◆ Task details
Retype the complete listing exactly as it appears.

◆ Supplied entries
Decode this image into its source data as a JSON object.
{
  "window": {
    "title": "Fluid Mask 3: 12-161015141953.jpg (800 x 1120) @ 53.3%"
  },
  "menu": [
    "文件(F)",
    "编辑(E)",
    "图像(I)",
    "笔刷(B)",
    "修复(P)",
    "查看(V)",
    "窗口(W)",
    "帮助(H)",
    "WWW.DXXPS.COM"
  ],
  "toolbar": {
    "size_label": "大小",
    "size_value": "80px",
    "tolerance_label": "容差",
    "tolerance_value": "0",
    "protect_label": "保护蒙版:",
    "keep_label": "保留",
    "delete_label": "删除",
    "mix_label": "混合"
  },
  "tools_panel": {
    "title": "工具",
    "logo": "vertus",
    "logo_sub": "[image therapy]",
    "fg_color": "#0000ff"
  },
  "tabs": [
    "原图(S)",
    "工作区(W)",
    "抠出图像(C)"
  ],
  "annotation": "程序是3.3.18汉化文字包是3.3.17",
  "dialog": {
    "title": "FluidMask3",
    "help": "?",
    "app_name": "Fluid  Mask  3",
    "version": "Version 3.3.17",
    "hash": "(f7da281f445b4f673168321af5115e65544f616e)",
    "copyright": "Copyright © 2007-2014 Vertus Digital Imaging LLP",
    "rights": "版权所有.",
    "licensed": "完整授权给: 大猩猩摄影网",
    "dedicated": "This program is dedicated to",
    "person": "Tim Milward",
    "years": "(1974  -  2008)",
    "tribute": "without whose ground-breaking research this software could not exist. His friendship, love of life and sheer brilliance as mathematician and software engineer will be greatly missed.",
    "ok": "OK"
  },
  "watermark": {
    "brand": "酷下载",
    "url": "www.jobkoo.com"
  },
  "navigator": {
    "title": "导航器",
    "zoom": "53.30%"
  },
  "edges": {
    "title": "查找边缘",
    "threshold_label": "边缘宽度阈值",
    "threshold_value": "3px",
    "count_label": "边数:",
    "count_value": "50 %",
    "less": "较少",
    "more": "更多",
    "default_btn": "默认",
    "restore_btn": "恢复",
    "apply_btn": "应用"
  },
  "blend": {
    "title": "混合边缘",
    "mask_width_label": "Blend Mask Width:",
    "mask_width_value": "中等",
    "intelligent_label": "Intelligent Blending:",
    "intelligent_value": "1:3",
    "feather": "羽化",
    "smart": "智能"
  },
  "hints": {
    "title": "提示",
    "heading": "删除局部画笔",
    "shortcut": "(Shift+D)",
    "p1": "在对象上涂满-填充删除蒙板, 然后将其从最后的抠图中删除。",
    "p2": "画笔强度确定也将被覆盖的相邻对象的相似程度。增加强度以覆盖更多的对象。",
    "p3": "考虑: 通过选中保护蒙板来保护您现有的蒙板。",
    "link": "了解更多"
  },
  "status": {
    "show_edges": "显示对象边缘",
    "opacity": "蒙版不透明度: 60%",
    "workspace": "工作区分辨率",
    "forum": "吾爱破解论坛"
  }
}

◆ Reply
Decode this image into its source data as a JSON object.
{
  "window": {
    "title": "Fluid Mask 3: 12-161015141953.jpg (800 x 1120) @ 53.3%"
  },
  "menu": [
    "文件(F)",
    "编辑(E)",
    "图像(I)",
    "笔刷(B)",
    "修复(P)",
    "查看(V)",
    "窗口(W)",
    "帮助(H)",
    "WWW.DXXPS.COM"
  ],
  "toolbar": {
    "size_label": "大小",
    "size_value": "80px",
    "tolerance_label": "容差",
    "tolerance_value": "0",
    "protect_label": "保护蒙版:",
    "keep_label": "保留",
    "delete_label": "删除",
    "mix_label": "混合"
  },
  "tools_panel": {
    "title": "工具",
    "logo": "vertus",
    "logo_sub": "[image therapy]",
    "fg_color": "#0000ff"
  },
  "tabs": [
    "原图(S)",
    "工作区(W)",
    "抠出图像(C)"
  ],
  "annotation": "程序是3.3.18汉化文字包是3.3.17",
  "dialog": {
    "title": "FluidMask3",
    "help": "?",
    "app_name": "Fluid  Mask  3",
    "version": "Version 3.3.17",
    "hash": "(f7da281f445b4f673168321af5115e65544f616e)",
    "copyright": "Copyright © 2007-2014 Vertus Digital Imaging LLP",
    "rights": "版权所有.",
    "licensed": "完整授权给: 大猩猩摄影网",
    "dedicated": "This program is dedicated to",
    "person": "Tim Milward",
    "years": "(1974  -  2008)",
    "tribute": "without whose ground-breaking research this software could not exist. His friendship, love of life and sheer brilliance as mathematician and software engineer will be greatly missed.",
    "ok": "OK"
  },
  "watermark": {
    "brand": "酷下载",
    "url": "www.jobkoo.com"
  },
  "navigator": {
    "title": "导航器",
    "zoom": "53.30%"
  },
  "edges": {
    "title": "查找边缘",
    "threshold_label": "边缘宽度阈值",
    "threshold_value": "3px",
    "count_label": "边数:",
    "count_value": "50 %",
    "less": "较少",
    "more": "更多",
    "default_btn": "默认",
    "restore_btn": "恢复",
    "apply_btn": "应用"
  },
  "blend": {
    "title": "混合边缘",
    "mask_width_label": "Blend Mask Width:",
    "mask_width_value": "中等",
    "intelligent_label": "Intelligent Blending:",
    "intelligent_value": "1:3",
    "feather": "羽化",
    "smart": "智能"
  },
  "hints": {
    "title": "提示",
    "heading": "删除局部画笔",
    "shortcut": "(Shift+D)",
    "p1": "在对象上涂满-填充删除蒙板, 然后将其从最后的抠图中删除。",
    "p2": "画笔强度确定也将被覆盖的相邻对象的相似程度。增加强度以覆盖更多的对象。",
    "p3": "考虑: 通过选中保护蒙板来保护您现有的蒙板。",
    "link": "了解更多"
  },
  "status": {
    "show_edges": "显示对象边缘",
    "opacity": "蒙版不透明度: 60%",
    "workspace": "工作区分辨率",
    "forum": "吾爱破解论坛"
  }
}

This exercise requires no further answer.